[Data extracted from a collection]

━━━━━━━━━━━━━━━━━━━━

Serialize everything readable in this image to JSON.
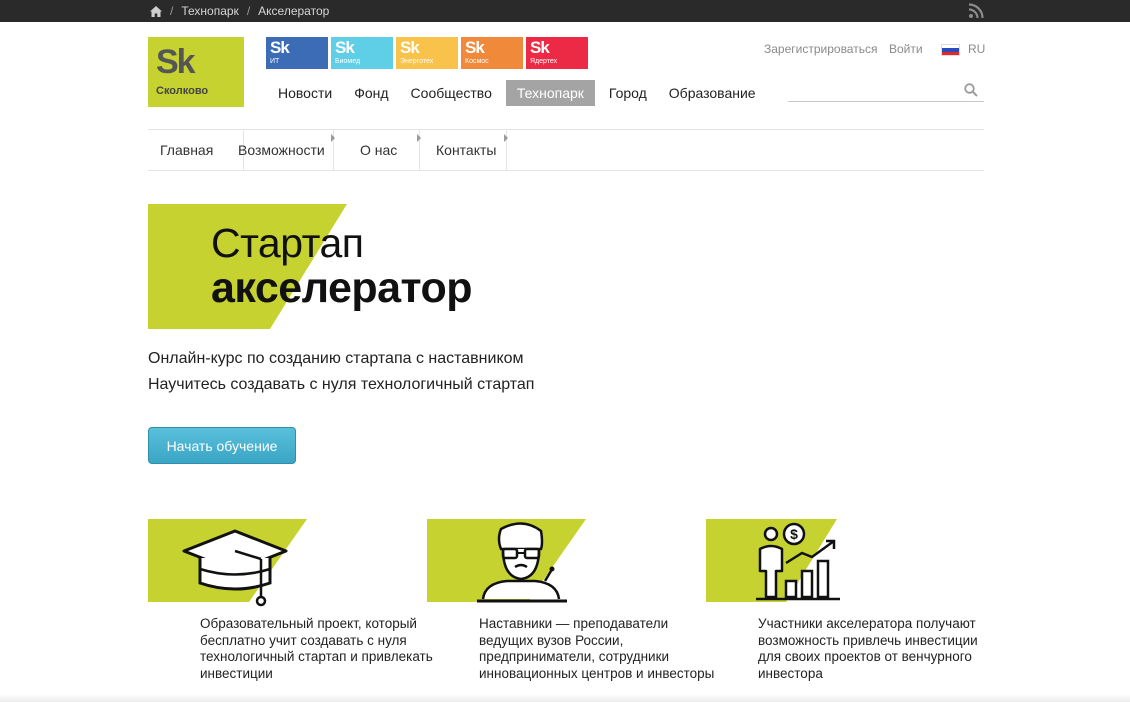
{
  "topbar": {
    "breadcrumbs": [
      "Технопарк",
      "Акселератор"
    ],
    "separator": "/"
  },
  "header": {
    "logo": {
      "mark": "Sk",
      "name": "Сколково",
      "color": "#c5d22f"
    },
    "clusters": [
      {
        "mark": "Sk",
        "label": "ИТ",
        "color": "#3c6cb5"
      },
      {
        "mark": "Sk",
        "label": "Биомед",
        "color": "#5ecfe6"
      },
      {
        "mark": "Sk",
        "label": "Энерготех",
        "color": "#f9c24a"
      },
      {
        "mark": "Sk",
        "label": "Космос",
        "color": "#f08a3a"
      },
      {
        "mark": "Sk",
        "label": "Ядертех",
        "color": "#ec2a45"
      }
    ],
    "register": "Зарегистрироваться",
    "login": "Войти",
    "language": "RU",
    "nav": [
      "Новости",
      "Фонд",
      "Сообщество",
      "Технопарк",
      "Город",
      "Образование"
    ],
    "nav_active": "Технопарк",
    "search": {
      "value": "",
      "placeholder": ""
    }
  },
  "subnav": [
    "Главная",
    "Возможности",
    "О нас",
    "Контакты"
  ],
  "hero": {
    "title_line1": "Стартап",
    "title_line2": "акселератор",
    "subtitle1": "Онлайн-курс по созданию стартапа с наставником",
    "subtitle2": "Научитесь создавать с нуля технологичный стартап",
    "cta": "Начать обучение"
  },
  "features": [
    {
      "icon": "graduation-cap-icon",
      "text": "Образовательный проект, который бесплатно учит создавать с нуля технологичный стартап и привлекать инвестиции"
    },
    {
      "icon": "mentor-icon",
      "text": "Наставники — преподаватели ведущих вузов России, предприниматели, сотрудники инновационных центров и инвесторы"
    },
    {
      "icon": "investor-growth-icon",
      "text": "Участники акселератора получают возможность привлечь инвестиции для своих проектов от венчурного инвестора"
    }
  ],
  "colors": {
    "accent": "#c5d22f",
    "cta": "#3aa5c4",
    "topbar": "#2a2a2a",
    "nav_active_bg": "#a4a4a4"
  }
}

━━━━━━━━━━━━━━━━━━━━

● **CHALLENGE**: Copy the records above exactly. The pictures are not part of the copy.

● **REPLY**:
Serialize everything readable in this image to JSON.
{
  "topbar": {
    "breadcrumbs": [
      "Технопарк",
      "Акселератор"
    ],
    "separator": "/"
  },
  "header": {
    "logo": {
      "mark": "Sk",
      "name": "Сколково",
      "color": "#c5d22f"
    },
    "clusters": [
      {
        "mark": "Sk",
        "label": "ИТ",
        "color": "#3c6cb5"
      },
      {
        "mark": "Sk",
        "label": "Биомед",
        "color": "#5ecfe6"
      },
      {
        "mark": "Sk",
        "label": "Энерготех",
        "color": "#f9c24a"
      },
      {
        "mark": "Sk",
        "label": "Космос",
        "color": "#f08a3a"
      },
      {
        "mark": "Sk",
        "label": "Ядертех",
        "color": "#ec2a45"
      }
    ],
    "register": "Зарегистрироваться",
    "login": "Войти",
    "language": "RU",
    "nav": [
      "Новости",
      "Фонд",
      "Сообщество",
      "Технопарк",
      "Город",
      "Образование"
    ],
    "nav_active": "Технопарк",
    "search": {
      "value": "",
      "placeholder": ""
    }
  },
  "subnav": [
    "Главная",
    "Возможности",
    "О нас",
    "Контакты"
  ],
  "hero": {
    "title_line1": "Стартап",
    "title_line2": "акселератор",
    "subtitle1": "Онлайн-курс по созданию стартапа с наставником",
    "subtitle2": "Научитесь создавать с нуля технологичный стартап",
    "cta": "Начать обучение"
  },
  "features": [
    {
      "icon": "graduation-cap-icon",
      "text": "Образовательный проект, который бесплатно учит создавать с нуля технологичный стартап и привлекать инвестиции"
    },
    {
      "icon": "mentor-icon",
      "text": "Наставники — преподаватели ведущих вузов России, предприниматели, сотрудники инновационных центров и инвесторы"
    },
    {
      "icon": "investor-growth-icon",
      "text": "Участники акселератора получают возможность привлечь инвестиции для своих проектов от венчурного инвестора"
    }
  ],
  "colors": {
    "accent": "#c5d22f",
    "cta": "#3aa5c4",
    "topbar": "#2a2a2a",
    "nav_active_bg": "#a4a4a4"
  }
}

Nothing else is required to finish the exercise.